### INFORMATION SHOWN
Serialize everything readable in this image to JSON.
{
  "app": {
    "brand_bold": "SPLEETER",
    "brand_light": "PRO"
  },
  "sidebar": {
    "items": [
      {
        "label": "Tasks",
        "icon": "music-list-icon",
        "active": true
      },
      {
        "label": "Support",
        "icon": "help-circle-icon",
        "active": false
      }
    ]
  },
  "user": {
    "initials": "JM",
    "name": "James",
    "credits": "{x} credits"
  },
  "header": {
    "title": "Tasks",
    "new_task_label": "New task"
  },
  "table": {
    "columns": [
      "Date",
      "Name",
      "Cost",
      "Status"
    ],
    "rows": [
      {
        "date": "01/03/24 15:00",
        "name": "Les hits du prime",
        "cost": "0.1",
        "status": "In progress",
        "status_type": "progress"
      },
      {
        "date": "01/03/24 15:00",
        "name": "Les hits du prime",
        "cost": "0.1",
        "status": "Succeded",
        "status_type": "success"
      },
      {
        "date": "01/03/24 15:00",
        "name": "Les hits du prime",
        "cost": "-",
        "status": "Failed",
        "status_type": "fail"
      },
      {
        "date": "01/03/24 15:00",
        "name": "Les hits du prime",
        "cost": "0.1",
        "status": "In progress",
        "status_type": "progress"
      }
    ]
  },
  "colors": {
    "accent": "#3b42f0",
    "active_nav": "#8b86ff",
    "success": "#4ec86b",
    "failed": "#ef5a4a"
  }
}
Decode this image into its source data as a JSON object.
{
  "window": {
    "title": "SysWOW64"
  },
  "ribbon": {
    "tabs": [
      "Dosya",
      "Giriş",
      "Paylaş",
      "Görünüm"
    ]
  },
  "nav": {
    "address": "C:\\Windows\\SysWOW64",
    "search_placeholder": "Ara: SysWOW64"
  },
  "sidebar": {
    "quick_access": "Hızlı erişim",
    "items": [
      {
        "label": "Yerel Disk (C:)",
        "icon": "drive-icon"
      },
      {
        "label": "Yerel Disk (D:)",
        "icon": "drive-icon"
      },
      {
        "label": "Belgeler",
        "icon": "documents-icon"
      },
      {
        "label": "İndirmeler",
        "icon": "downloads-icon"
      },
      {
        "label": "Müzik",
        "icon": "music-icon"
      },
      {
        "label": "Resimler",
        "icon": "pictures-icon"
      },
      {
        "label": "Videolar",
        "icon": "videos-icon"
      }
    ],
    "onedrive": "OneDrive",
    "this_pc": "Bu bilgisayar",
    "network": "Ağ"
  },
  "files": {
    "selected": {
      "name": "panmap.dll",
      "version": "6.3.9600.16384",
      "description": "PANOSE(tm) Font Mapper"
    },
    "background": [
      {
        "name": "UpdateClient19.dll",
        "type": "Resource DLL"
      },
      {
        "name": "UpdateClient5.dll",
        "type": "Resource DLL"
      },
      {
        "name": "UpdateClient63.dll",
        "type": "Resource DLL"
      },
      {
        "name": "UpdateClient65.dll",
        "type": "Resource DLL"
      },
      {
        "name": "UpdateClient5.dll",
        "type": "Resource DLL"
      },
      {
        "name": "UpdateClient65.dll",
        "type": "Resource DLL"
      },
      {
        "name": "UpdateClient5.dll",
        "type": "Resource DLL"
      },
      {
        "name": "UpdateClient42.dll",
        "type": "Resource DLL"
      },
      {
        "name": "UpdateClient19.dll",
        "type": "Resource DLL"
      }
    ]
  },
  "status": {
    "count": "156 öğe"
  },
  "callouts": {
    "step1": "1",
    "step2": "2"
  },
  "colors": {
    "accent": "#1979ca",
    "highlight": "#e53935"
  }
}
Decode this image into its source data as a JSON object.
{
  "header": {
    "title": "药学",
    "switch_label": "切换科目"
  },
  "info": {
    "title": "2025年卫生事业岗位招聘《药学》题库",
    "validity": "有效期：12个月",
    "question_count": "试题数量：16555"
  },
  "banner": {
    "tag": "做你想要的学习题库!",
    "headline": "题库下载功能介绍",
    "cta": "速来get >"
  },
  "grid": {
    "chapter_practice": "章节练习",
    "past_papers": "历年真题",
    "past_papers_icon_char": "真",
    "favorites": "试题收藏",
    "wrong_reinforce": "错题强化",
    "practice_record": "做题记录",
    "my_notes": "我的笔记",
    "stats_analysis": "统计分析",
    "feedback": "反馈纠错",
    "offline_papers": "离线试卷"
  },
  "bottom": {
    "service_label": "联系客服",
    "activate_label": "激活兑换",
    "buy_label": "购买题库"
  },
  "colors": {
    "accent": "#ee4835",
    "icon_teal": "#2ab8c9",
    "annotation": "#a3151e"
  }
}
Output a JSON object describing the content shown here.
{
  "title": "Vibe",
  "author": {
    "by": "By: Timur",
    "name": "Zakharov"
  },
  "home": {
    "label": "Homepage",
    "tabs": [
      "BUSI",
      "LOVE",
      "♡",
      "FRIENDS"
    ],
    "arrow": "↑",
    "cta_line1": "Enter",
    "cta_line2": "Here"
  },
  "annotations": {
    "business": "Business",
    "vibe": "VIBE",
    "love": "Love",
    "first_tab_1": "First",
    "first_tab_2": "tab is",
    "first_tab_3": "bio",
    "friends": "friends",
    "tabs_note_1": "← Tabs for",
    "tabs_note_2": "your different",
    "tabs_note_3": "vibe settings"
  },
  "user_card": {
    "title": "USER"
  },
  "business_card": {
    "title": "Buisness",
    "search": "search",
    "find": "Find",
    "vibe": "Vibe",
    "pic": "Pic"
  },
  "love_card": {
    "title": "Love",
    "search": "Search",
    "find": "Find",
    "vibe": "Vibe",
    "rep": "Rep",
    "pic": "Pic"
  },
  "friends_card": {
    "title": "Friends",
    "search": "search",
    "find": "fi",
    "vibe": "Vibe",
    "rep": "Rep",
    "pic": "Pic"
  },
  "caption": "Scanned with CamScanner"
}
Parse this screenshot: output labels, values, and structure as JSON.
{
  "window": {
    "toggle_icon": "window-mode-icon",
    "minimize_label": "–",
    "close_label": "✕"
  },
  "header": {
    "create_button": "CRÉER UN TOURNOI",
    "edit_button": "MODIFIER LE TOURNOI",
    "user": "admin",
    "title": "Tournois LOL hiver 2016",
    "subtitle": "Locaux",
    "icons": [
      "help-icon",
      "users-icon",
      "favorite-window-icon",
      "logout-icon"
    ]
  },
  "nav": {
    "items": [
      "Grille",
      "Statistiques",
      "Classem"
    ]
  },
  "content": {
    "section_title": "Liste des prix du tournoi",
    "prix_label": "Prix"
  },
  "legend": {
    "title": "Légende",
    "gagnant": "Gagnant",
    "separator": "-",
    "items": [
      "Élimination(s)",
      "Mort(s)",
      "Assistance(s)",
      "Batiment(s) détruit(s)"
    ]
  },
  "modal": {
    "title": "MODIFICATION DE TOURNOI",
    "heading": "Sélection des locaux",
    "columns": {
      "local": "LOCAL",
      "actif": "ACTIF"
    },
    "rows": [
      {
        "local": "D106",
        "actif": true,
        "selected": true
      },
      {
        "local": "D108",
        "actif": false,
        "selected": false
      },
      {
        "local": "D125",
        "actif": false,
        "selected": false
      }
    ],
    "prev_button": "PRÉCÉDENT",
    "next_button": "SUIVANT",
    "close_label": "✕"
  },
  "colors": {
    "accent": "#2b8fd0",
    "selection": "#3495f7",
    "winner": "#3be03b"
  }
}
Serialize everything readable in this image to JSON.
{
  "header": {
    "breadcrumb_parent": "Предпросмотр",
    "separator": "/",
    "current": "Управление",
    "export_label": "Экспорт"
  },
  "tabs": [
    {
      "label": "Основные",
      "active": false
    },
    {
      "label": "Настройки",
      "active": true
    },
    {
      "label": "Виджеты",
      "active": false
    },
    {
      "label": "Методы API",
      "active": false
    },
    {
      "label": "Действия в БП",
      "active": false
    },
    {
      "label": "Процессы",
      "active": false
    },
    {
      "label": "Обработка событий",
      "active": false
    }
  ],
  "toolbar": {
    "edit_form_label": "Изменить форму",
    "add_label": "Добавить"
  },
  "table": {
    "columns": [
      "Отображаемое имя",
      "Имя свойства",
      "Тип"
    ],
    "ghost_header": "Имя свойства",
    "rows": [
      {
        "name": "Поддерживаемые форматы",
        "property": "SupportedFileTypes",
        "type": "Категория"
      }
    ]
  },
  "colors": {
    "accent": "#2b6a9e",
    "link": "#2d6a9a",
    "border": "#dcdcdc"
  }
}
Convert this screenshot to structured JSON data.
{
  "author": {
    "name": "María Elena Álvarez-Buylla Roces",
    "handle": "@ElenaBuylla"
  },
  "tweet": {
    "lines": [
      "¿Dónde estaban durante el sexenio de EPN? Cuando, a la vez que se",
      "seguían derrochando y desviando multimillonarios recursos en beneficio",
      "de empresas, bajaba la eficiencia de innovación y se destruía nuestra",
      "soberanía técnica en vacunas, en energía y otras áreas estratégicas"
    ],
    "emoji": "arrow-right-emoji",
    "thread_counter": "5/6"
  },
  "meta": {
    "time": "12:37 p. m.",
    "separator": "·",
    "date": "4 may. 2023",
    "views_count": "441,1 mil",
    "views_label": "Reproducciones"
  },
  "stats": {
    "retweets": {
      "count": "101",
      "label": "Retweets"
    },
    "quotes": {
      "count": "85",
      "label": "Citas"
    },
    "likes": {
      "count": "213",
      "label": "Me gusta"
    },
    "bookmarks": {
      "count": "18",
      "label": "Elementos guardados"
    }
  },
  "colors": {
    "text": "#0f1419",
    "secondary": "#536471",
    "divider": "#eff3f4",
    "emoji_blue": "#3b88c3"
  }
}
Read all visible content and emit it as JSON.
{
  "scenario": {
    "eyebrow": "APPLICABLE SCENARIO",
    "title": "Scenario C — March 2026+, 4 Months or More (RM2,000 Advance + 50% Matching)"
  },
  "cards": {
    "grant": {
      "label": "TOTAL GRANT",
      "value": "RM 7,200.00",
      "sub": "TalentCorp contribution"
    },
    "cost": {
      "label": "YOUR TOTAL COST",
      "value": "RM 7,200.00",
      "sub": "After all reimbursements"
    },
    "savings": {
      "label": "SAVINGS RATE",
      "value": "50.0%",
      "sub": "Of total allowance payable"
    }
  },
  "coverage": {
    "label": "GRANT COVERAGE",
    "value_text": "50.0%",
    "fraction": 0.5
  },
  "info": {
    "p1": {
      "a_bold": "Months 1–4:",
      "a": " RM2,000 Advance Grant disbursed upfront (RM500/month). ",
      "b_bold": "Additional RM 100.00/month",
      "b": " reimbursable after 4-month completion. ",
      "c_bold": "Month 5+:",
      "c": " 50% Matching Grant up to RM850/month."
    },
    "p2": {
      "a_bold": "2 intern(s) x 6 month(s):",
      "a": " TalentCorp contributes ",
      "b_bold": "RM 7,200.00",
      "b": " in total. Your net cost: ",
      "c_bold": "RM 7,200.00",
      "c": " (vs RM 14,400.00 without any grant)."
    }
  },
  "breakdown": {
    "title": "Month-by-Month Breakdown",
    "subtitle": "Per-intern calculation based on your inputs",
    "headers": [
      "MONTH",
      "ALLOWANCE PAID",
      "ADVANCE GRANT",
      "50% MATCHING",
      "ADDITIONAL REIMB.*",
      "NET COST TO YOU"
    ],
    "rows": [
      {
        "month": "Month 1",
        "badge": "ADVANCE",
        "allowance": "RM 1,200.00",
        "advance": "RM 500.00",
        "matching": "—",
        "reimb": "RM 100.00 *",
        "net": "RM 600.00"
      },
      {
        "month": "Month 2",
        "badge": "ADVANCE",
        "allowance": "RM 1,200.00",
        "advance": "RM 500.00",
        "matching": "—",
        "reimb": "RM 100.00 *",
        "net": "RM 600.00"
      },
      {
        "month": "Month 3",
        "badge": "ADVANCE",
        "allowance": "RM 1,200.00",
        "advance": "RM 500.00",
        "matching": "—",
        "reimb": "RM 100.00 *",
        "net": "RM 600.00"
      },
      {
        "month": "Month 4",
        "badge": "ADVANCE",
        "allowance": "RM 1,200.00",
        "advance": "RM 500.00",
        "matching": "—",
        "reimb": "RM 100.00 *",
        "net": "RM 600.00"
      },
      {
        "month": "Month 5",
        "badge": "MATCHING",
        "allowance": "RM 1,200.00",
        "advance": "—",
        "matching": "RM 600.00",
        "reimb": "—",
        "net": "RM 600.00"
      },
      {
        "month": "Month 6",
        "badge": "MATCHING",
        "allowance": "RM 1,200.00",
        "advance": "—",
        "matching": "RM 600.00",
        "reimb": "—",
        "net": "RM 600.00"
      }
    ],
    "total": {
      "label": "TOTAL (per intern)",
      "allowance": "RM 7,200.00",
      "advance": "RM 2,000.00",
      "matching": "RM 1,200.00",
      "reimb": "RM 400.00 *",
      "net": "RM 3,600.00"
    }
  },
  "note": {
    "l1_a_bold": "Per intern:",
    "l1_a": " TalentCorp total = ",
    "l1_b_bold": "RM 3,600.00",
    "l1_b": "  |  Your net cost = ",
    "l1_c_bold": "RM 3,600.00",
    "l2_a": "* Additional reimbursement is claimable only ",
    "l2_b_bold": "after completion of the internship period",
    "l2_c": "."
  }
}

### WHAT THIS TASK INVOLVES
For the entries above, state how many lines contain the word "content". Provide the number by itself.

### ANSWER IN FULL
3